● INFORMATION PROVIDED:
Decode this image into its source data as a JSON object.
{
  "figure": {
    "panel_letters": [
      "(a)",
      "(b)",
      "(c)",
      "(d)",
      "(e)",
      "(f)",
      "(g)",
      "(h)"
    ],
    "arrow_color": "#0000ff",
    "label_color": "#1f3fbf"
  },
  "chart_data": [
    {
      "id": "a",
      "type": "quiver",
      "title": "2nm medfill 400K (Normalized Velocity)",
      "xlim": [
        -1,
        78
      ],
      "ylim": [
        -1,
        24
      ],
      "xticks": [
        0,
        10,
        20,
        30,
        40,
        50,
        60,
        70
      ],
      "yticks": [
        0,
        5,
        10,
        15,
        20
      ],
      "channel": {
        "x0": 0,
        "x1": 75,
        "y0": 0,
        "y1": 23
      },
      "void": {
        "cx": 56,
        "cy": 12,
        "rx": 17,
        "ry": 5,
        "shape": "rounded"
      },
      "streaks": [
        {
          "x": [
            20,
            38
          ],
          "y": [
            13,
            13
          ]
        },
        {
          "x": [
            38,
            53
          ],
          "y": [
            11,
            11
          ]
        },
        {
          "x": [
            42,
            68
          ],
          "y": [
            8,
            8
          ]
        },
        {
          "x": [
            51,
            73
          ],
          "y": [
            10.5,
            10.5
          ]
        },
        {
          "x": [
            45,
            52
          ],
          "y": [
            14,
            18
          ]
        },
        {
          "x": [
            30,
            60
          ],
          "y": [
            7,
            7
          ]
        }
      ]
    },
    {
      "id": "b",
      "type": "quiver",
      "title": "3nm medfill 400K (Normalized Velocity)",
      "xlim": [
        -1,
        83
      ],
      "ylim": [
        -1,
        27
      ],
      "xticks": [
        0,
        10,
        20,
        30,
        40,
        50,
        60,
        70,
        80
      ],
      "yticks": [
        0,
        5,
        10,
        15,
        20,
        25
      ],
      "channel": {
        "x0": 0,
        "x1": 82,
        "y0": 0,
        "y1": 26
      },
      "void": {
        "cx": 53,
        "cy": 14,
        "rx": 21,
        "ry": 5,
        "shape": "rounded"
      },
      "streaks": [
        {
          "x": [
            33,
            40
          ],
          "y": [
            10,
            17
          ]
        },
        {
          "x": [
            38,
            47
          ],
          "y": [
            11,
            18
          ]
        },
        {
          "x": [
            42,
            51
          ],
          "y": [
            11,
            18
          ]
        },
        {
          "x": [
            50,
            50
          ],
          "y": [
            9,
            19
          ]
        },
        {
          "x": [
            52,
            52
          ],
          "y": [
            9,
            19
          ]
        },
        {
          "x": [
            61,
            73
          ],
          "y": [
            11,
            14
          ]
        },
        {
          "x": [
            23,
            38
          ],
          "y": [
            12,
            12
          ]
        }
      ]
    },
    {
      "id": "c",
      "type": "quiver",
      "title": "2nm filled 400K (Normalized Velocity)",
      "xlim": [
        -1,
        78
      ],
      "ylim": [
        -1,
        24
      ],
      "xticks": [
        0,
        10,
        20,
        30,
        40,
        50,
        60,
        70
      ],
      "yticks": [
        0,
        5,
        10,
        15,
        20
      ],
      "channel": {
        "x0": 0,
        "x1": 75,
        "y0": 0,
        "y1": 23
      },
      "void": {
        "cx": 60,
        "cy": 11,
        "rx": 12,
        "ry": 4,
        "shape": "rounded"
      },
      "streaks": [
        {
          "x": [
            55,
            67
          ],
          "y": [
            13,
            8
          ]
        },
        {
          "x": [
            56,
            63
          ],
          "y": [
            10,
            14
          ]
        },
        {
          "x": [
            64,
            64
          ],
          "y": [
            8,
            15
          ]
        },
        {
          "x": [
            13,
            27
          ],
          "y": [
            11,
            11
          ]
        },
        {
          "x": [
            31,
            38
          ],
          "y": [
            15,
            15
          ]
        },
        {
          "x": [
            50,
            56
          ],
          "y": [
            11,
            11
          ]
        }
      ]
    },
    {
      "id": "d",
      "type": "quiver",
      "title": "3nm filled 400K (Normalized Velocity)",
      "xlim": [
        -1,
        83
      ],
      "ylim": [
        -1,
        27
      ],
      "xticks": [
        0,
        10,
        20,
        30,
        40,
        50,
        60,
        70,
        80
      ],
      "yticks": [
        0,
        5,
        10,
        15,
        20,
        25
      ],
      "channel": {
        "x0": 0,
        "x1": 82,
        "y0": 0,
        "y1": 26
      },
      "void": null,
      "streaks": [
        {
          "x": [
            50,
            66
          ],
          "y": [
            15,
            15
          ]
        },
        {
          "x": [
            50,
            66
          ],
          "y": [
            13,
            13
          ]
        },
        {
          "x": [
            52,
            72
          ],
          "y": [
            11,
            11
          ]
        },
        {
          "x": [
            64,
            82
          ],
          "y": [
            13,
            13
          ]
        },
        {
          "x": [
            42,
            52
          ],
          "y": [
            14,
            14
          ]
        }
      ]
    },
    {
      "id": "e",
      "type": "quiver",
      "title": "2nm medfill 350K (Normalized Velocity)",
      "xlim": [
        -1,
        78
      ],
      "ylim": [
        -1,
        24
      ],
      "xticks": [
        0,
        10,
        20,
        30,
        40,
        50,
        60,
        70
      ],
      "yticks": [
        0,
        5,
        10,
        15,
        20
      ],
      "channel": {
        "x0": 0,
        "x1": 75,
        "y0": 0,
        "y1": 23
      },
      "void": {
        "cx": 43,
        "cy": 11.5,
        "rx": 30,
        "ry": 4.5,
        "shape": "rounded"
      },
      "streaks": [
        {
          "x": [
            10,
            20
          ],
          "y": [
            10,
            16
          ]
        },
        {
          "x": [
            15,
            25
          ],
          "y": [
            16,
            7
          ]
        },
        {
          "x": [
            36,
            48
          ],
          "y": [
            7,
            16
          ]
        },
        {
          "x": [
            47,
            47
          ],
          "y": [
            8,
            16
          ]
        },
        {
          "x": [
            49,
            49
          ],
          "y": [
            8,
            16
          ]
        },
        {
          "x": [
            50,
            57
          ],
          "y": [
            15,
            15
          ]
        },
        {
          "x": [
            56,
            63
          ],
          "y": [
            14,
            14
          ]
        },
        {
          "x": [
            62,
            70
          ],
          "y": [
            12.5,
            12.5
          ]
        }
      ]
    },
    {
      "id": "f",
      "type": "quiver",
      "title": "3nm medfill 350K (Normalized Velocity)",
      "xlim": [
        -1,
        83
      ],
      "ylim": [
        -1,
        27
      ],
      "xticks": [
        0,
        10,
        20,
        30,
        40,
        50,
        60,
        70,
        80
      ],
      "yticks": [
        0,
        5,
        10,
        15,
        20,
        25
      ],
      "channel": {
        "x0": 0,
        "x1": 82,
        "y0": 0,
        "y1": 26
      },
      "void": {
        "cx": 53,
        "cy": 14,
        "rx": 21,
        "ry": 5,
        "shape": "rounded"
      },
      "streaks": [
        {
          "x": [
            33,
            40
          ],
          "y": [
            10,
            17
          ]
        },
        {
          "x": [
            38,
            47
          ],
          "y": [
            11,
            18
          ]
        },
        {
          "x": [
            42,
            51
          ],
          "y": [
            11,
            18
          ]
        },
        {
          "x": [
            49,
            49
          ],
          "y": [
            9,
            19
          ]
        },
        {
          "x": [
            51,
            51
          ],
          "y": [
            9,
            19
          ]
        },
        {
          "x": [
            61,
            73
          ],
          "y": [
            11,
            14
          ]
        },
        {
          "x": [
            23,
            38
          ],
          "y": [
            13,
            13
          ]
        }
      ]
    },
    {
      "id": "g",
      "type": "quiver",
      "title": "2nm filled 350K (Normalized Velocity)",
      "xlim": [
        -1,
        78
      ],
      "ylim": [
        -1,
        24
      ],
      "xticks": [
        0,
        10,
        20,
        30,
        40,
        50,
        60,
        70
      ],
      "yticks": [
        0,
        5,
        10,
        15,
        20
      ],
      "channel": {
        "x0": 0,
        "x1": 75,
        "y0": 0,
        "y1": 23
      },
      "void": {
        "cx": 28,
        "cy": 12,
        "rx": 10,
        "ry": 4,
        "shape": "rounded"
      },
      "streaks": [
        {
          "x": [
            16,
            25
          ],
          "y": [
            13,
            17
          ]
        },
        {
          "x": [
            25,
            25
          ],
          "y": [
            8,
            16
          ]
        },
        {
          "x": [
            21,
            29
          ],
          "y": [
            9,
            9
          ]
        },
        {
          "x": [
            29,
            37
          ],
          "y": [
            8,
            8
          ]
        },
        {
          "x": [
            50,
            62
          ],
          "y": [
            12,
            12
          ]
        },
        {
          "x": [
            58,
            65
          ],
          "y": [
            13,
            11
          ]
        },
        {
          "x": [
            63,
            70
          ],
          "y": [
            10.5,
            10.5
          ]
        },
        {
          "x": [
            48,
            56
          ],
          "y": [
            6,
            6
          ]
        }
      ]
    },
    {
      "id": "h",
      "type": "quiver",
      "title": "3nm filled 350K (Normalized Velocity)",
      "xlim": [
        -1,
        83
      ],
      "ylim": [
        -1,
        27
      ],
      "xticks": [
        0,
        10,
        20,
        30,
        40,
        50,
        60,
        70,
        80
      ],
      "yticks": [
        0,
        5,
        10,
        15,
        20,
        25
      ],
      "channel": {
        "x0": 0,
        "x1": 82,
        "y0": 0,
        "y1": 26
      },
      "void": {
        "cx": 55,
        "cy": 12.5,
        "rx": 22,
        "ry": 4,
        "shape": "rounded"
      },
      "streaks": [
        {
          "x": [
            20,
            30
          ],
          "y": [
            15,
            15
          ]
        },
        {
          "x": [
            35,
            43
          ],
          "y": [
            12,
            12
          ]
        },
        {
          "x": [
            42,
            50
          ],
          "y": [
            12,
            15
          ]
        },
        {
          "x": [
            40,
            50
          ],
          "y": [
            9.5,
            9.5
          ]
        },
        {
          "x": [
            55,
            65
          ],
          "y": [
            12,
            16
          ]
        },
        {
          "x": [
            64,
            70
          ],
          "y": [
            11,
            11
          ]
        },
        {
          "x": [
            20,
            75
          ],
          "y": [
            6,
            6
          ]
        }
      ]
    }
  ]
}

● WHAT TO PRODUCE: Looking at the records above, count the lines where the word "Normalized" appears. State only the number.

● EXPECTED ANSWER: 8